*Short problem*.
Leave out the images; return the rest of the data exactly.

*Supplied data*.
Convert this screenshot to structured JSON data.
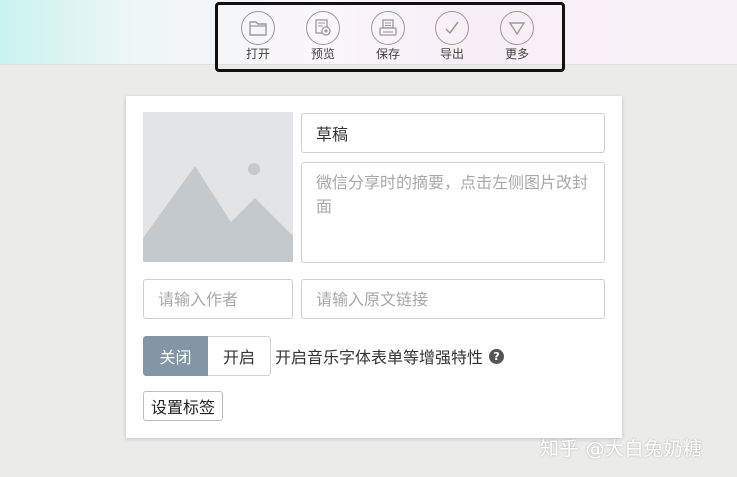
{
  "toolbar": {
    "items": [
      {
        "label": "打开",
        "icon": "folder-icon"
      },
      {
        "label": "预览",
        "icon": "preview-icon"
      },
      {
        "label": "保存",
        "icon": "save-icon"
      },
      {
        "label": "导出",
        "icon": "checkmark-icon"
      },
      {
        "label": "更多",
        "icon": "triangle-down-icon"
      }
    ]
  },
  "editor": {
    "cover_icon": "image-placeholder-icon",
    "title_value": "草稿",
    "summary_placeholder": "微信分享时的摘要，点击左侧图片改封面",
    "author_placeholder": "请输入作者",
    "link_placeholder": "请输入原文链接",
    "toggle_off_label": "关闭",
    "toggle_on_label": "开启",
    "toggle_caption": "开启音乐字体表单等增强特性",
    "help_glyph": "?",
    "tag_button_label": "设置标签"
  },
  "watermark": "知乎 @大白兔奶糖",
  "colors": {
    "toggle_active": "#8296a5",
    "toolbar_frame": "#111111"
  }
}
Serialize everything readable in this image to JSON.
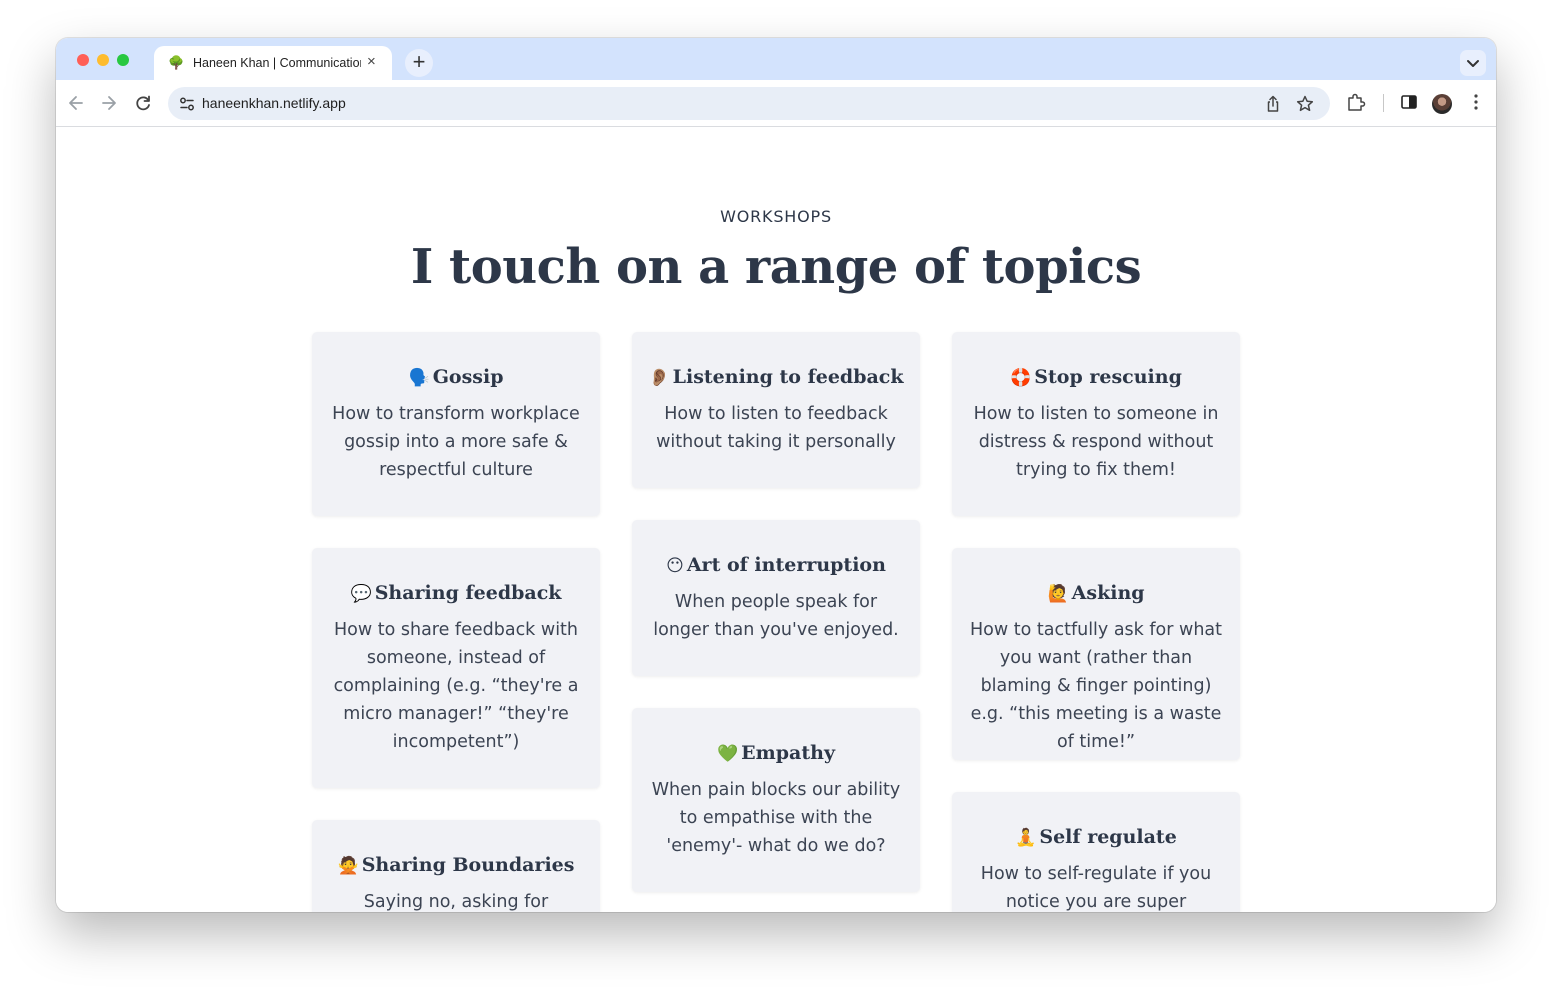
{
  "browser": {
    "tab": {
      "favicon": "🌳",
      "title": "Haneen Khan | Communication",
      "close_icon": "×"
    },
    "new_tab_icon": "+",
    "url": "haneenkhan.netlify.app"
  },
  "section": {
    "eyebrow": "WORKSHOPS",
    "heading": "I touch on a range of topics"
  },
  "cards": [
    {
      "emoji": "🗣️",
      "title": "Gossip",
      "description": "How to transform workplace gossip into a more safe & respectful culture"
    },
    {
      "emoji": "👂🏽",
      "title": "Listening to feedback",
      "description": "How to listen to feedback without taking it personally"
    },
    {
      "emoji": "🛟",
      "title": "Stop rescuing",
      "description": "How to listen to someone in distress & respond without trying to fix them!"
    },
    {
      "emoji": "💬",
      "title": "Sharing feedback",
      "description": "How to share feedback with someone, instead of complaining (e.g. “they're a micro manager!” “they're incompetent”)"
    },
    {
      "emoji": "😶",
      "title": "Art of interruption",
      "description": "When people speak for longer than you've enjoyed."
    },
    {
      "emoji": "🙋",
      "title": "Asking",
      "description": "How to tactfully ask for what you want (rather than blaming & finger pointing) e.g. “this meeting is a waste of time!”"
    },
    {
      "emoji": "🙅",
      "title": "Sharing Boundaries",
      "description": "Saying no, asking for"
    },
    {
      "emoji": "💚",
      "title": "Empathy",
      "description": "When pain blocks our ability to empathise with the 'enemy'- what do we do?"
    },
    {
      "emoji": "🧘",
      "title": "Self regulate",
      "description": "How to self-regulate if you notice you are super triggered"
    }
  ]
}
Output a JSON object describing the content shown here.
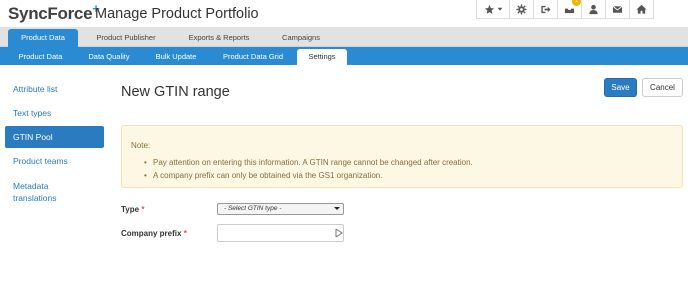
{
  "brand": {
    "name": "SyncForce",
    "plus": "+"
  },
  "app_title": "Manage Product Portfolio",
  "toolbar": {
    "items": [
      {
        "icon": "star-dropdown-icon"
      },
      {
        "icon": "gear-icon"
      },
      {
        "icon": "sign-out-icon"
      },
      {
        "icon": "inbox-icon",
        "badge": "1"
      },
      {
        "icon": "user-icon"
      },
      {
        "icon": "envelope-icon"
      },
      {
        "icon": "home-icon"
      }
    ]
  },
  "nav_primary": [
    "Product Data",
    "Product Publisher",
    "Exports & Reports",
    "Campaigns"
  ],
  "nav_secondary": [
    "Product Data",
    "Data Quality",
    "Bulk Update",
    "Product Data Grid",
    "Settings"
  ],
  "sidebar": [
    "Attribute list",
    "Text types",
    "GTIN Pool",
    "Product teams",
    "Metadata translations"
  ],
  "page_title": "New GTIN range",
  "buttons": {
    "save": "Save",
    "cancel": "Cancel"
  },
  "note": {
    "title": "Note:",
    "items": [
      "Pay attention on entering this information. A GTIN range cannot be changed after creation.",
      "A company prefix can only be obtained via the GS1 organization."
    ]
  },
  "form": {
    "type_label": "Type",
    "type_value": "- Select GTIN type -",
    "prefix_label": "Company prefix",
    "prefix_value": "",
    "required_mark": "*"
  },
  "colors": {
    "primary": "#2a8bd2",
    "sidebar_active": "#2a7bc0",
    "note_bg": "#fcf8e3",
    "note_text": "#8a6d3b",
    "required": "#d9534f"
  }
}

*Exercise answer*.
Convert this screenshot to structured JSON data.
{
  "toolbar": {
    "items": [
      {
        "label": "打开",
        "icon": "folder-icon"
      },
      {
        "label": "预览",
        "icon": "preview-icon"
      },
      {
        "label": "保存",
        "icon": "save-icon"
      },
      {
        "label": "导出",
        "icon": "checkmark-icon"
      },
      {
        "label": "更多",
        "icon": "triangle-down-icon"
      }
    ]
  },
  "editor": {
    "cover_icon": "image-placeholder-icon",
    "title_value": "草稿",
    "summary_placeholder": "微信分享时的摘要，点击左侧图片改封面",
    "author_placeholder": "请输入作者",
    "link_placeholder": "请输入原文链接",
    "toggle_off_label": "关闭",
    "toggle_on_label": "开启",
    "toggle_caption": "开启音乐字体表单等增强特性",
    "help_glyph": "?",
    "tag_button_label": "设置标签"
  },
  "watermark": "知乎 @大白兔奶糖",
  "colors": {
    "toggle_active": "#8296a5",
    "toolbar_frame": "#111111"
  }
}
Serialize everything readable in this image to JSON.
{
  "browser": {
    "tab": {
      "favicon": "🌳",
      "title": "Haneen Khan | Communication",
      "close_icon": "×"
    },
    "new_tab_icon": "+",
    "url": "haneenkhan.netlify.app"
  },
  "section": {
    "eyebrow": "WORKSHOPS",
    "heading": "I touch on a range of topics"
  },
  "cards": [
    {
      "emoji": "🗣️",
      "title": "Gossip",
      "description": "How to transform workplace gossip into a more safe & respectful culture"
    },
    {
      "emoji": "👂🏽",
      "title": "Listening to feedback",
      "description": "How to listen to feedback without taking it personally"
    },
    {
      "emoji": "🛟",
      "title": "Stop rescuing",
      "description": "How to listen to someone in distress & respond without trying to fix them!"
    },
    {
      "emoji": "💬",
      "title": "Sharing feedback",
      "description": "How to share feedback with someone, instead of complaining (e.g. “they're a micro manager!” “they're incompetent”)"
    },
    {
      "emoji": "😶",
      "title": "Art of interruption",
      "description": "When people speak for longer than you've enjoyed."
    },
    {
      "emoji": "🙋",
      "title": "Asking",
      "description": "How to tactfully ask for what you want (rather than blaming & finger pointing) e.g. “this meeting is a waste of time!”"
    },
    {
      "emoji": "🙅",
      "title": "Sharing Boundaries",
      "description": "Saying no, asking for"
    },
    {
      "emoji": "💚",
      "title": "Empathy",
      "description": "When pain blocks our ability to empathise with the 'enemy'- what do we do?"
    },
    {
      "emoji": "🧘",
      "title": "Self regulate",
      "description": "How to self-regulate if you notice you are super triggered"
    }
  ]
}
Output a JSON object describing the content shown here.
{
  "brand": {
    "name": "SyncForce",
    "plus": "+"
  },
  "app_title": "Manage Product Portfolio",
  "toolbar": {
    "items": [
      {
        "icon": "star-dropdown-icon"
      },
      {
        "icon": "gear-icon"
      },
      {
        "icon": "sign-out-icon"
      },
      {
        "icon": "inbox-icon",
        "badge": "1"
      },
      {
        "icon": "user-icon"
      },
      {
        "icon": "envelope-icon"
      },
      {
        "icon": "home-icon"
      }
    ]
  },
  "nav_primary": [
    "Product Data",
    "Product Publisher",
    "Exports & Reports",
    "Campaigns"
  ],
  "nav_secondary": [
    "Product Data",
    "Data Quality",
    "Bulk Update",
    "Product Data Grid",
    "Settings"
  ],
  "sidebar": [
    "Attribute list",
    "Text types",
    "GTIN Pool",
    "Product teams",
    "Metadata translations"
  ],
  "page_title": "New GTIN range",
  "buttons": {
    "save": "Save",
    "cancel": "Cancel"
  },
  "note": {
    "title": "Note:",
    "items": [
      "Pay attention on entering this information. A GTIN range cannot be changed after creation.",
      "A company prefix can only be obtained via the GS1 organization."
    ]
  },
  "form": {
    "type_label": "Type",
    "type_value": "- Select GTIN type -",
    "prefix_label": "Company prefix",
    "prefix_value": "",
    "required_mark": "*"
  },
  "colors": {
    "primary": "#2a8bd2",
    "sidebar_active": "#2a7bc0",
    "note_bg": "#fcf8e3",
    "note_text": "#8a6d3b",
    "required": "#d9534f"
  }
}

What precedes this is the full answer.